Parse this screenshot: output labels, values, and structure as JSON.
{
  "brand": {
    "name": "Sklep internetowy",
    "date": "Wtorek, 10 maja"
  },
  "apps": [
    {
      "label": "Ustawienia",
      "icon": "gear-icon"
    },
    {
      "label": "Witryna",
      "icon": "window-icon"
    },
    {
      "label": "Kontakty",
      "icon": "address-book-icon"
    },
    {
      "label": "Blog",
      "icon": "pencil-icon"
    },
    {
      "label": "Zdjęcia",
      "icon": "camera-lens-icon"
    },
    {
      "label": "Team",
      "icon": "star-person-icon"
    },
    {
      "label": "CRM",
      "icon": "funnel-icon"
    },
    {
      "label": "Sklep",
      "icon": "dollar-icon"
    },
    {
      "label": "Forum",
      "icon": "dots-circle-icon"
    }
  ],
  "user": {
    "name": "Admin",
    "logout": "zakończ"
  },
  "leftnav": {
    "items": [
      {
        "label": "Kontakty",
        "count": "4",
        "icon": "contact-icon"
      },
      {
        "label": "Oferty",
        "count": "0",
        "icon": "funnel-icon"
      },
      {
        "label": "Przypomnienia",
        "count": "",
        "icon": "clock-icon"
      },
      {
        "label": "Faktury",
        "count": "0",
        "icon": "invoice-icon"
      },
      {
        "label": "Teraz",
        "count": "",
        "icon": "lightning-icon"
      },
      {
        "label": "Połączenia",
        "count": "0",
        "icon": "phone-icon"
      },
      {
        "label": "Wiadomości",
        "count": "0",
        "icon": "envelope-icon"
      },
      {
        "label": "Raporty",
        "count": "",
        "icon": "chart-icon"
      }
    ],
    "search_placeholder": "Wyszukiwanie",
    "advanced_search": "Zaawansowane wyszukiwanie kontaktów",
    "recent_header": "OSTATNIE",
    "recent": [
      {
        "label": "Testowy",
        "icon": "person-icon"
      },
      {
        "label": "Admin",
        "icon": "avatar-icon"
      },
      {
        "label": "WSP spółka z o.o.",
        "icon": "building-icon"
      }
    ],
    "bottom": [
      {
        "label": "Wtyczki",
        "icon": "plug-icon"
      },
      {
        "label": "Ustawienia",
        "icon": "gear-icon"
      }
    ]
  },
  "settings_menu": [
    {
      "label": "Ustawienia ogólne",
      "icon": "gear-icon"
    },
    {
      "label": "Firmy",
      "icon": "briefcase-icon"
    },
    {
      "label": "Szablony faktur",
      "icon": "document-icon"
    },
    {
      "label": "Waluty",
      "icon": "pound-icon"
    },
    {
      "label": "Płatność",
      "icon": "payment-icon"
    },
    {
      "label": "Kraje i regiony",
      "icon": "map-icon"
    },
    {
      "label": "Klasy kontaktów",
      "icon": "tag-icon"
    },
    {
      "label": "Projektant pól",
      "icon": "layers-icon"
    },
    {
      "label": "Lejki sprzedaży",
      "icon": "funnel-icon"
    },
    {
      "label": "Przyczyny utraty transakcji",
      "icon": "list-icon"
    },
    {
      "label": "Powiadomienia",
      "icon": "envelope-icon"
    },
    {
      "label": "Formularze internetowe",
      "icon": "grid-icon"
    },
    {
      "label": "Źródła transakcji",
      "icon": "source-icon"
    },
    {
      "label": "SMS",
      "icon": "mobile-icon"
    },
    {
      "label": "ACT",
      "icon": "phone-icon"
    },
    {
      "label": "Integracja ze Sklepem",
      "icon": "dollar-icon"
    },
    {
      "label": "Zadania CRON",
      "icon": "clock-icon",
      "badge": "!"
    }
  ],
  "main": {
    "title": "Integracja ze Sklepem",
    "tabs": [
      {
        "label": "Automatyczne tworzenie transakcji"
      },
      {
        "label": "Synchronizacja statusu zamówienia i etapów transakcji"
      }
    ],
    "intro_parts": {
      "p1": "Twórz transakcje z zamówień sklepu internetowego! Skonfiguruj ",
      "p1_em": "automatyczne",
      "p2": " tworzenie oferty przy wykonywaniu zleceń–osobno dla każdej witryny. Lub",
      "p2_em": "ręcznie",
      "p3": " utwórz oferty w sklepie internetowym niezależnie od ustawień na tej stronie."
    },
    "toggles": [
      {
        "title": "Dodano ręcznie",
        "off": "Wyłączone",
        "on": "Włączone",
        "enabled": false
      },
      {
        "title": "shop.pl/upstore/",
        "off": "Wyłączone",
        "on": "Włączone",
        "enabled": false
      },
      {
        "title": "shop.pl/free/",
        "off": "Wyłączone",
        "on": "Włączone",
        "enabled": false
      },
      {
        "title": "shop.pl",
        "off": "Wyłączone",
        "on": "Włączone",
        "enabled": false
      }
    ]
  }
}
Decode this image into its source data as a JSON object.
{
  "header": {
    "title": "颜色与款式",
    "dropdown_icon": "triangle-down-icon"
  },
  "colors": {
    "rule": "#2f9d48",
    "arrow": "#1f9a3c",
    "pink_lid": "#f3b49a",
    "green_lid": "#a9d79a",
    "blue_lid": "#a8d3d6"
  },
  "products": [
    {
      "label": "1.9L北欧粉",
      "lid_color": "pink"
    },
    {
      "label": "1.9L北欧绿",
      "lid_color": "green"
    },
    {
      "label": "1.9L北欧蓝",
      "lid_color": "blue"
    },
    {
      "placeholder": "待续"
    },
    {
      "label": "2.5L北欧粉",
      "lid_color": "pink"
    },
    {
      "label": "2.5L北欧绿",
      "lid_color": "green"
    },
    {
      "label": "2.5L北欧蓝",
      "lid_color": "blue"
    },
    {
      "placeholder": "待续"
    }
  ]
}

---

• GIVEN EXERCISE:
Copy out all of the records shown above exactly.

• TASK RESULT:
Parse this screenshot: output labels, values, and structure as JSON.
{
  "brand": {
    "name": "Sklep internetowy",
    "date": "Wtorek, 10 maja"
  },
  "apps": [
    {
      "label": "Ustawienia",
      "icon": "gear-icon"
    },
    {
      "label": "Witryna",
      "icon": "window-icon"
    },
    {
      "label": "Kontakty",
      "icon": "address-book-icon"
    },
    {
      "label": "Blog",
      "icon": "pencil-icon"
    },
    {
      "label": "Zdjęcia",
      "icon": "camera-lens-icon"
    },
    {
      "label": "Team",
      "icon": "star-person-icon"
    },
    {
      "label": "CRM",
      "icon": "funnel-icon"
    },
    {
      "label": "Sklep",
      "icon": "dollar-icon"
    },
    {
      "label": "Forum",
      "icon": "dots-circle-icon"
    }
  ],
  "user": {
    "name": "Admin",
    "logout": "zakończ"
  },
  "leftnav": {
    "items": [
      {
        "label": "Kontakty",
        "count": "4",
        "icon": "contact-icon"
      },
      {
        "label": "Oferty",
        "count": "0",
        "icon": "funnel-icon"
      },
      {
        "label": "Przypomnienia",
        "count": "",
        "icon": "clock-icon"
      },
      {
        "label": "Faktury",
        "count": "0",
        "icon": "invoice-icon"
      },
      {
        "label": "Teraz",
        "count": "",
        "icon": "lightning-icon"
      },
      {
        "label": "Połączenia",
        "count": "0",
        "icon": "phone-icon"
      },
      {
        "label": "Wiadomości",
        "count": "0",
        "icon": "envelope-icon"
      },
      {
        "label": "Raporty",
        "count": "",
        "icon": "chart-icon"
      }
    ],
    "search_placeholder": "Wyszukiwanie",
    "advanced_search": "Zaawansowane wyszukiwanie kontaktów",
    "recent_header": "OSTATNIE",
    "recent": [
      {
        "label": "Testowy",
        "icon": "person-icon"
      },
      {
        "label": "Admin",
        "icon": "avatar-icon"
      },
      {
        "label": "WSP spółka z o.o.",
        "icon": "building-icon"
      }
    ],
    "bottom": [
      {
        "label": "Wtyczki",
        "icon": "plug-icon"
      },
      {
        "label": "Ustawienia",
        "icon": "gear-icon"
      }
    ]
  },
  "settings_menu": [
    {
      "label": "Ustawienia ogólne",
      "icon": "gear-icon"
    },
    {
      "label": "Firmy",
      "icon": "briefcase-icon"
    },
    {
      "label": "Szablony faktur",
      "icon": "document-icon"
    },
    {
      "label": "Waluty",
      "icon": "pound-icon"
    },
    {
      "label": "Płatność",
      "icon": "payment-icon"
    },
    {
      "label": "Kraje i regiony",
      "icon": "map-icon"
    },
    {
      "label": "Klasy kontaktów",
      "icon": "tag-icon"
    },
    {
      "label": "Projektant pól",
      "icon": "layers-icon"
    },
    {
      "label": "Lejki sprzedaży",
      "icon": "funnel-icon"
    },
    {
      "label": "Przyczyny utraty transakcji",
      "icon": "list-icon"
    },
    {
      "label": "Powiadomienia",
      "icon": "envelope-icon"
    },
    {
      "label": "Formularze internetowe",
      "icon": "grid-icon"
    },
    {
      "label": "Źródła transakcji",
      "icon": "source-icon"
    },
    {
      "label": "SMS",
      "icon": "mobile-icon"
    },
    {
      "label": "ACT",
      "icon": "phone-icon"
    },
    {
      "label": "Integracja ze Sklepem",
      "icon": "dollar-icon"
    },
    {
      "label": "Zadania CRON",
      "icon": "clock-icon",
      "badge": "!"
    }
  ],
  "main": {
    "title": "Integracja ze Sklepem",
    "tabs": [
      {
        "label": "Automatyczne tworzenie transakcji"
      },
      {
        "label": "Synchronizacja statusu zamówienia i etapów transakcji"
      }
    ],
    "intro_parts": {
      "p1": "Twórz transakcje z zamówień sklepu internetowego! Skonfiguruj ",
      "p1_em": "automatyczne",
      "p2": " tworzenie oferty przy wykonywaniu zleceń–osobno dla każdej witryny. Lub",
      "p2_em": "ręcznie",
      "p3": " utwórz oferty w sklepie internetowym niezależnie od ustawień na tej stronie."
    },
    "toggles": [
      {
        "title": "Dodano ręcznie",
        "off": "Wyłączone",
        "on": "Włączone",
        "enabled": false
      },
      {
        "title": "shop.pl/upstore/",
        "off": "Wyłączone",
        "on": "Włączone",
        "enabled": false
      },
      {
        "title": "shop.pl/free/",
        "off": "Wyłączone",
        "on": "Włączone",
        "enabled": false
      },
      {
        "title": "shop.pl",
        "off": "Wyłączone",
        "on": "Włączone",
        "enabled": false
      }
    ]
  }
}
Decode this image into its source data as a JSON object.
{
  "header": {
    "title": "颜色与款式",
    "dropdown_icon": "triangle-down-icon"
  },
  "colors": {
    "rule": "#2f9d48",
    "arrow": "#1f9a3c",
    "pink_lid": "#f3b49a",
    "green_lid": "#a9d79a",
    "blue_lid": "#a8d3d6"
  },
  "products": [
    {
      "label": "1.9L北欧粉",
      "lid_color": "pink"
    },
    {
      "label": "1.9L北欧绿",
      "lid_color": "green"
    },
    {
      "label": "1.9L北欧蓝",
      "lid_color": "blue"
    },
    {
      "placeholder": "待续"
    },
    {
      "label": "2.5L北欧粉",
      "lid_color": "pink"
    },
    {
      "label": "2.5L北欧绿",
      "lid_color": "green"
    },
    {
      "label": "2.5L北欧蓝",
      "lid_color": "blue"
    },
    {
      "placeholder": "待续"
    }
  ]
}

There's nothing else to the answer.